The data:
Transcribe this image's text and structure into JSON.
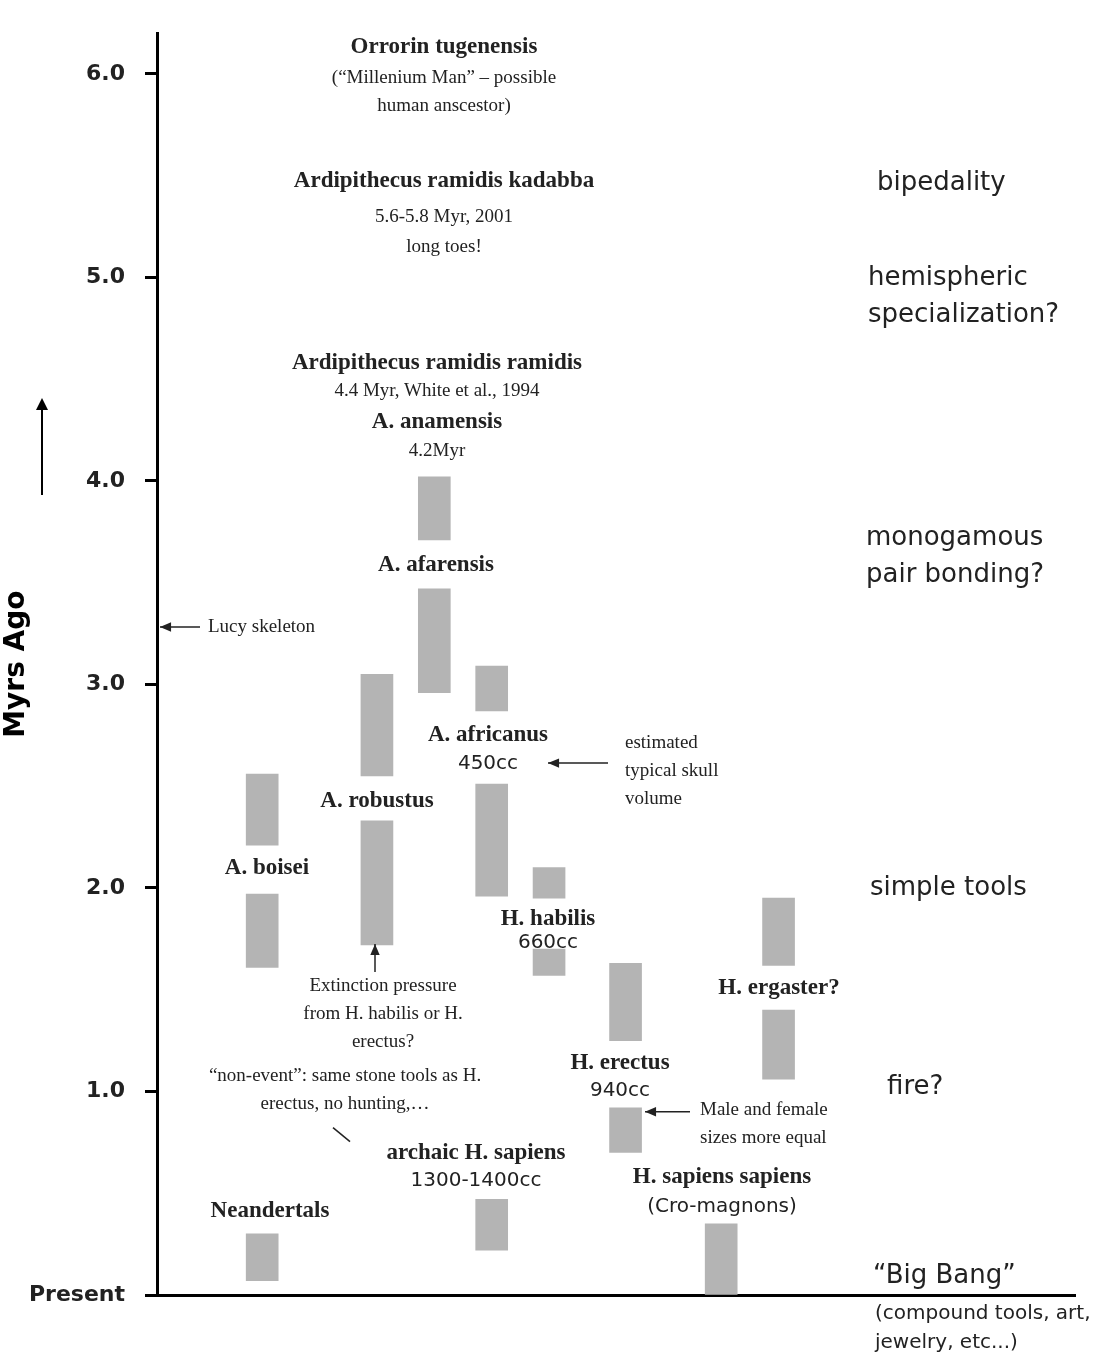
{
  "chart_data": {
    "type": "bar",
    "ylabel": "Myrs Ago",
    "tick_labels": "y",
    "categories": [
      null,
      null,
      null,
      null,
      null,
      null,
      null,
      null,
      null,
      null,
      null,
      null,
      null,
      null,
      null,
      null,
      null,
      null,
      null,
      null,
      null,
      null,
      null,
      null,
      null,
      null,
      null,
      null,
      null,
      null,
      null,
      null,
      null,
      null,
      null,
      null,
      null,
      null,
      null,
      null,
      null,
      null,
      null,
      null,
      null,
      null,
      null,
      null
    ],
    "ylim": [
      0,
      6.2
    ],
    "yticks": [
      {
        "value": 0,
        "label": "Present"
      },
      {
        "value": 1,
        "label": "1.0"
      },
      {
        "value": 2,
        "label": "2.0"
      },
      {
        "value": 3,
        "label": "3.0"
      },
      {
        "value": 4,
        "label": "4.0"
      },
      {
        "value": 5,
        "label": "5.0"
      },
      {
        "value": 6,
        "label": "6.0"
      }
    ],
    "series": [
      {
        "color": "#b4b4b4",
        "base": [
          null,
          null,
          null,
          null,
          null,
          2.21,
          null,
          null,
          null,
          null,
          null,
          2.55,
          null,
          null,
          3.71,
          null,
          null,
          2.87,
          null,
          null,
          1.95,
          null,
          null,
          null,
          1.25,
          null,
          null,
          null,
          null,
          0,
          null,
          null,
          1.62,
          null,
          null,
          null,
          null,
          null,
          null,
          null,
          null,
          null,
          null,
          null,
          null,
          null,
          null,
          null
        ],
        "values": [
          null,
          null,
          null,
          null,
          null,
          0.35,
          null,
          null,
          null,
          null,
          null,
          0.5,
          null,
          null,
          0.31,
          null,
          null,
          0.22,
          null,
          null,
          0.15,
          null,
          null,
          null,
          0.38,
          null,
          null,
          null,
          null,
          0.35,
          null,
          null,
          0.33,
          null,
          null,
          null,
          null,
          null,
          null,
          null,
          null,
          null,
          null,
          null,
          null,
          null,
          null,
          null
        ]
      },
      {
        "color": "#b4b4b4",
        "base": [
          null,
          null,
          null,
          null,
          null,
          1.61,
          null,
          null,
          null,
          null,
          null,
          1.72,
          null,
          null,
          2.96,
          null,
          null,
          1.96,
          null,
          null,
          1.57,
          null,
          null,
          null,
          0.7,
          null,
          null,
          null,
          null,
          null,
          null,
          null,
          1.06,
          null,
          null,
          null,
          null,
          null,
          null,
          null,
          null,
          null,
          null,
          null,
          null,
          null,
          null,
          null
        ],
        "values": [
          null,
          null,
          null,
          null,
          null,
          0.36,
          null,
          null,
          null,
          null,
          null,
          0.61,
          null,
          null,
          0.51,
          null,
          null,
          0.55,
          null,
          null,
          0.13,
          null,
          null,
          null,
          0.22,
          null,
          null,
          null,
          null,
          null,
          null,
          null,
          0.34,
          null,
          null,
          null,
          null,
          null,
          null,
          null,
          null,
          null,
          null,
          null,
          null,
          null,
          null,
          null
        ]
      },
      {
        "color": "#b4b4b4",
        "base": [
          null,
          null,
          null,
          null,
          null,
          0.07,
          null,
          null,
          null,
          null,
          null,
          null,
          null,
          null,
          null,
          null,
          null,
          0.22,
          null,
          null,
          null,
          null,
          null,
          null,
          null,
          null,
          null,
          null,
          null,
          null,
          null,
          null,
          null,
          null,
          null,
          null,
          null,
          null,
          null,
          null,
          null,
          null,
          null,
          null,
          null,
          null,
          null,
          null
        ],
        "values": [
          null,
          null,
          null,
          null,
          null,
          0.23,
          null,
          null,
          null,
          null,
          null,
          null,
          null,
          null,
          null,
          null,
          null,
          0.25,
          null,
          null,
          null,
          null,
          null,
          null,
          null,
          null,
          null,
          null,
          null,
          null,
          null,
          null,
          null,
          null,
          null,
          null,
          null,
          null,
          null,
          null,
          null,
          null,
          null,
          null,
          null,
          null,
          null,
          null
        ]
      }
    ],
    "annotations": [
      "Orrorin tugenensis",
      "(“Millenium Man” – possible human anscestor)",
      "Ardipithecus ramidis kadabba",
      "5.6-5.8 Myr, 2001",
      "long toes!",
      "Ardipithecus ramidis ramidis",
      "4.4 Myr, White et al., 1994",
      "A. anamensis",
      "4.2Myr",
      "A. afarensis",
      "Lucy skeleton",
      "A. africanus",
      "450cc",
      "estimated typical skull volume",
      "A. robustus",
      "A. boisei",
      "H. habilis",
      "660cc",
      "Extinction pressure from H. habilis or H. erectus?",
      "H. ergaster?",
      "H. erectus",
      "“non-event”: same stone tools as H. erectus, no hunting,…",
      "940cc",
      "Male and female sizes more equal",
      "archaic H. sapiens",
      "1300-1400cc",
      "H. sapiens sapiens",
      "(Cro-magnons)",
      "Neandertals",
      "bipedality",
      "hemispheric specialization?",
      "monogamous pair bonding?",
      "simple tools",
      "fire?",
      "“Big Bang”",
      "(compound tools, art, jewelry, etc...)"
    ]
  }
}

Exercise brief: Copy every line of the records above that holds the word "tools".

Exercise answer:
      "“non-event”: same stone tools as H. erectus, no hunting,…",
      "simple tools",
      "(compound tools, art, jewelry, etc...)"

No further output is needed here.